___ Source material

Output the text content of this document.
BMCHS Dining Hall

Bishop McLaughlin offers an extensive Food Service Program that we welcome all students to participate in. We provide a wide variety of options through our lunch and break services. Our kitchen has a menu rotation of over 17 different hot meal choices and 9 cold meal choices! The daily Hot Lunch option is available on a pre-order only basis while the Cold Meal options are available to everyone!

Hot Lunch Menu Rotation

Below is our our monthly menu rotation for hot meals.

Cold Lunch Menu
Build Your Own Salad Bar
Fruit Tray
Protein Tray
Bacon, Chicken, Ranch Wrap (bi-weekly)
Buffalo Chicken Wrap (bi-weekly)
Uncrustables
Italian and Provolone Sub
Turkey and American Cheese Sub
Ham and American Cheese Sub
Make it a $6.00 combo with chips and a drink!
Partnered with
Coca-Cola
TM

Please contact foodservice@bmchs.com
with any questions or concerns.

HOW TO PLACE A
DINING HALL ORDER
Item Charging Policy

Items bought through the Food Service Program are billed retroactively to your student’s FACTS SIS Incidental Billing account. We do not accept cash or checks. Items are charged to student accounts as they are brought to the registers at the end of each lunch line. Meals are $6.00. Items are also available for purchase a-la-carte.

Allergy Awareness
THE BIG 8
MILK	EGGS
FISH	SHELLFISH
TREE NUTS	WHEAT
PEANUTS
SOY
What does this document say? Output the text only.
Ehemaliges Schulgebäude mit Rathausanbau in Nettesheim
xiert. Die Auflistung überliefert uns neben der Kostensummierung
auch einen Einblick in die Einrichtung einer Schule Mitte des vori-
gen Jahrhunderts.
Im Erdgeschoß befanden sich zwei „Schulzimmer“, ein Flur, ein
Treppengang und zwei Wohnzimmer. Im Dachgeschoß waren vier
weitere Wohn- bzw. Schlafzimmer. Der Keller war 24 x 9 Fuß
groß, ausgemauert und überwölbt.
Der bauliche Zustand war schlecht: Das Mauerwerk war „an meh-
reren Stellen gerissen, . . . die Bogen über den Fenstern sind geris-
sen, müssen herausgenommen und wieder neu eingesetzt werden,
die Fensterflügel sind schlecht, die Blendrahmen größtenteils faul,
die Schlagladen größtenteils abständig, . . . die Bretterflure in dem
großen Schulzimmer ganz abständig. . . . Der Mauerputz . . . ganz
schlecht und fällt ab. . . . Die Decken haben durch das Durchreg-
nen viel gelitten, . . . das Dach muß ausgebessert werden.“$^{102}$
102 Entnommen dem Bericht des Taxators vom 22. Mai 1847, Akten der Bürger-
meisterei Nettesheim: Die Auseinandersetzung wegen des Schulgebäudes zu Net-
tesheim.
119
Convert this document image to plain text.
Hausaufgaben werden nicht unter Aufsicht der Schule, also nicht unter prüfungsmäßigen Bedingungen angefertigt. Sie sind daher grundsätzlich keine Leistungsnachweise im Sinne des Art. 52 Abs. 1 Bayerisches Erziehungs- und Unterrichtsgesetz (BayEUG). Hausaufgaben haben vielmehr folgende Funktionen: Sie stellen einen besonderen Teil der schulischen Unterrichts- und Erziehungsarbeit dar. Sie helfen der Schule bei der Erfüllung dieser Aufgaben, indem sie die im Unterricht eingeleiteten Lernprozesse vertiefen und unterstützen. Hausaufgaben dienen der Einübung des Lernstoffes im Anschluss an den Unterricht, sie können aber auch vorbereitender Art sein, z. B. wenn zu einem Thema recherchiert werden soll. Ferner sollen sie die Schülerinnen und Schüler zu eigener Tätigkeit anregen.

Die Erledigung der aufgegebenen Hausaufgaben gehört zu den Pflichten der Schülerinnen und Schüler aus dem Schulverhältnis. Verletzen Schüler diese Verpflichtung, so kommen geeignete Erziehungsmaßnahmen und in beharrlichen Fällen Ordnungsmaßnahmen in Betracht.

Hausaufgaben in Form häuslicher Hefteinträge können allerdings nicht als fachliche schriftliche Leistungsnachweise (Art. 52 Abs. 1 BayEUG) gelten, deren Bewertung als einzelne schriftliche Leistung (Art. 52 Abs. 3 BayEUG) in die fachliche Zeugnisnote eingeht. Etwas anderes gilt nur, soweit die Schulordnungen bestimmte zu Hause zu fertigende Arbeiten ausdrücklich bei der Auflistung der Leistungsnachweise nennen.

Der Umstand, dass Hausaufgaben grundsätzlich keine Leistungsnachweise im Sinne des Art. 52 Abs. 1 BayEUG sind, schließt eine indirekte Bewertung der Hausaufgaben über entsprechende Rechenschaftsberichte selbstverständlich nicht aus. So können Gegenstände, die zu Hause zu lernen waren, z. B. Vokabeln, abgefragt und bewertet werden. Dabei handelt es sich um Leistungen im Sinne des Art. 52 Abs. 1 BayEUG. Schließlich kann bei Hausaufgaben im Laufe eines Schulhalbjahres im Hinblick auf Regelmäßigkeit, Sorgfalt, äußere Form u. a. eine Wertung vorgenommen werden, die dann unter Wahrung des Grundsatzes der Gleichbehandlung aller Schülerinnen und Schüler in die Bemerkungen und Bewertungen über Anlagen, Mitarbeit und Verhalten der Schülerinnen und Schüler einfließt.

______

## [Required action]
Search the entries for the string "unter" and collect each line that has it.

## [The completed task]
Hausaufgaben werden nicht unter Aufsicht der Schule, also nicht unter prüfungsmäßigen Bedingungen angefertigt. Sie sind daher grundsätzlich keine Leistungsnachweise im Sinne des Art. 52 Abs. 1 Bayerisches Erziehungs- und Unterrichtsgesetz (BayEUG). Hausaufgaben haben vielmehr folgende Funktionen: Sie stellen einen besonderen Teil der schulischen Unterrichts- und Erziehungsarbeit dar. Sie helfen der Schule bei der Erfüllung dieser Aufgaben, indem sie die im Unterricht eingeleiteten Lernprozesse vertiefen und unterstützen. Hausaufgaben dienen der Einübung des Lernstoffes im Anschluss an den Unterricht, sie können aber auch vorbereitender Art sein, z. B. wenn zu einem Thema recherchiert werden soll. Ferner sollen sie die Schülerinnen und Schüler zu eigener Tätigkeit anregen.
Der Umstand, dass Hausaufgaben grundsätzlich keine Leistungsnachweise im Sinne des Art. 52 Abs. 1 BayEUG sind, schließt eine indirekte Bewertung der Hausaufgaben über entsprechende Rechenschaftsberichte selbstverständlich nicht aus. So können Gegenstände, die zu Hause zu lernen waren, z. B. Vokabeln, abgefragt und bewertet werden. Dabei handelt es sich um Leistungen im Sinne des Art. 52 Abs. 1 BayEUG. Schließlich kann bei Hausaufgaben im Laufe eines Schulhalbjahres im Hinblick auf Regelmäßigkeit, Sorgfalt, äußere Form u. a. eine Wertung vorgenommen werden, die dann unter Wahrung des Grundsatzes der Gleichbehandlung aller Schülerinnen und Schüler in die Bemerkungen und Bewertungen über Anlagen, Mitarbeit und Verhalten der Schülerinnen und Schüler einfließt.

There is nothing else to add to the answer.